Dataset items
►
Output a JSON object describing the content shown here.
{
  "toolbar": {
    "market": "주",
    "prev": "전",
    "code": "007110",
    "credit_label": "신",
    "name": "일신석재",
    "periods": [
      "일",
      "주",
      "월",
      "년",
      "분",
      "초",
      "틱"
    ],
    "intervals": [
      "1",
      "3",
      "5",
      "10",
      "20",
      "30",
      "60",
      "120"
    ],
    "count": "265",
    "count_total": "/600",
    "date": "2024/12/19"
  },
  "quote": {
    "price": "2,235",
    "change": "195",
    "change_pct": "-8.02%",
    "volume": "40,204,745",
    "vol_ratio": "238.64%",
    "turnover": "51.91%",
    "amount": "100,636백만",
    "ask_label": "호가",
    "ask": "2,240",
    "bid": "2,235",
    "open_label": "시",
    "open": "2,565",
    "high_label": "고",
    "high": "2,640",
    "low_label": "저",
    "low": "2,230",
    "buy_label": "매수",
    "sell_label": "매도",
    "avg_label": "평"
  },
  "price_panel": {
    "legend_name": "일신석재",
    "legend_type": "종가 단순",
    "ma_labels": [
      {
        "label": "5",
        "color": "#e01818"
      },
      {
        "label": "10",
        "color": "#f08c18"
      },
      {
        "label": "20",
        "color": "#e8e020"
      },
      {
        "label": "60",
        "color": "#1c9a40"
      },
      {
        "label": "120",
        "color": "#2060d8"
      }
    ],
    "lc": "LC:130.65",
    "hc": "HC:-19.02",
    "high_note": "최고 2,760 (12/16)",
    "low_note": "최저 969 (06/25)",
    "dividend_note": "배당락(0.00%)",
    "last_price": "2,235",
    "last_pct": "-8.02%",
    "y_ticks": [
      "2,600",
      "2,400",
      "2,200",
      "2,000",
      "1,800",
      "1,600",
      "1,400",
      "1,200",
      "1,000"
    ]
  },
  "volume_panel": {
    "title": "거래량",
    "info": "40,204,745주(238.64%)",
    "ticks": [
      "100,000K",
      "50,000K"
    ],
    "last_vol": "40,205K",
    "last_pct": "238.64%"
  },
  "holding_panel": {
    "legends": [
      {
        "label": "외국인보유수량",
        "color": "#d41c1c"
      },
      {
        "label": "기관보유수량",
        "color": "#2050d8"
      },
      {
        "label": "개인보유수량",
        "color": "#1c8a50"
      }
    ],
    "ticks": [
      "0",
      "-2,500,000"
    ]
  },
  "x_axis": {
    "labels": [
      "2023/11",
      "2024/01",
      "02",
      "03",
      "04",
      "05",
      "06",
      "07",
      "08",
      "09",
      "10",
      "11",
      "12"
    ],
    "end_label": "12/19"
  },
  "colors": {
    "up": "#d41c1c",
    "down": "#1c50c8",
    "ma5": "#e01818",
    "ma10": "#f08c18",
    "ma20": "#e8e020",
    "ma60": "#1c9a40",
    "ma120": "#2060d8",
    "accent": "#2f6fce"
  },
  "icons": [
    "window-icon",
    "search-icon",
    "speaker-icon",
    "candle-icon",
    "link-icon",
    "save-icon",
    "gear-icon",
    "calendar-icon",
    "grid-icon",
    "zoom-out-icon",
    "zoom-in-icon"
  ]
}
◄
WHAT YOU ARE ASKED TO DO ::
Reproduce the listing in full. Keep it exactly as written.

ANSWER TO THE TASK ::
Output a JSON object describing the content shown here.
{
  "toolbar": {
    "market": "주",
    "prev": "전",
    "code": "007110",
    "credit_label": "신",
    "name": "일신석재",
    "periods": [
      "일",
      "주",
      "월",
      "년",
      "분",
      "초",
      "틱"
    ],
    "intervals": [
      "1",
      "3",
      "5",
      "10",
      "20",
      "30",
      "60",
      "120"
    ],
    "count": "265",
    "count_total": "/600",
    "date": "2024/12/19"
  },
  "quote": {
    "price": "2,235",
    "change": "195",
    "change_pct": "-8.02%",
    "volume": "40,204,745",
    "vol_ratio": "238.64%",
    "turnover": "51.91%",
    "amount": "100,636백만",
    "ask_label": "호가",
    "ask": "2,240",
    "bid": "2,235",
    "open_label": "시",
    "open": "2,565",
    "high_label": "고",
    "high": "2,640",
    "low_label": "저",
    "low": "2,230",
    "buy_label": "매수",
    "sell_label": "매도",
    "avg_label": "평"
  },
  "price_panel": {
    "legend_name": "일신석재",
    "legend_type": "종가 단순",
    "ma_labels": [
      {
        "label": "5",
        "color": "#e01818"
      },
      {
        "label": "10",
        "color": "#f08c18"
      },
      {
        "label": "20",
        "color": "#e8e020"
      },
      {
        "label": "60",
        "color": "#1c9a40"
      },
      {
        "label": "120",
        "color": "#2060d8"
      }
    ],
    "lc": "LC:130.65",
    "hc": "HC:-19.02",
    "high_note": "최고 2,760 (12/16)",
    "low_note": "최저 969 (06/25)",
    "dividend_note": "배당락(0.00%)",
    "last_price": "2,235",
    "last_pct": "-8.02%",
    "y_ticks": [
      "2,600",
      "2,400",
      "2,200",
      "2,000",
      "1,800",
      "1,600",
      "1,400",
      "1,200",
      "1,000"
    ]
  },
  "volume_panel": {
    "title": "거래량",
    "info": "40,204,745주(238.64%)",
    "ticks": [
      "100,000K",
      "50,000K"
    ],
    "last_vol": "40,205K",
    "last_pct": "238.64%"
  },
  "holding_panel": {
    "legends": [
      {
        "label": "외국인보유수량",
        "color": "#d41c1c"
      },
      {
        "label": "기관보유수량",
        "color": "#2050d8"
      },
      {
        "label": "개인보유수량",
        "color": "#1c8a50"
      }
    ],
    "ticks": [
      "0",
      "-2,500,000"
    ]
  },
  "x_axis": {
    "labels": [
      "2023/11",
      "2024/01",
      "02",
      "03",
      "04",
      "05",
      "06",
      "07",
      "08",
      "09",
      "10",
      "11",
      "12"
    ],
    "end_label": "12/19"
  },
  "colors": {
    "up": "#d41c1c",
    "down": "#1c50c8",
    "ma5": "#e01818",
    "ma10": "#f08c18",
    "ma20": "#e8e020",
    "ma60": "#1c9a40",
    "ma120": "#2060d8",
    "accent": "#2f6fce"
  },
  "icons": [
    "window-icon",
    "search-icon",
    "speaker-icon",
    "candle-icon",
    "link-icon",
    "save-icon",
    "gear-icon",
    "calendar-icon",
    "grid-icon",
    "zoom-out-icon",
    "zoom-in-icon"
  ]
}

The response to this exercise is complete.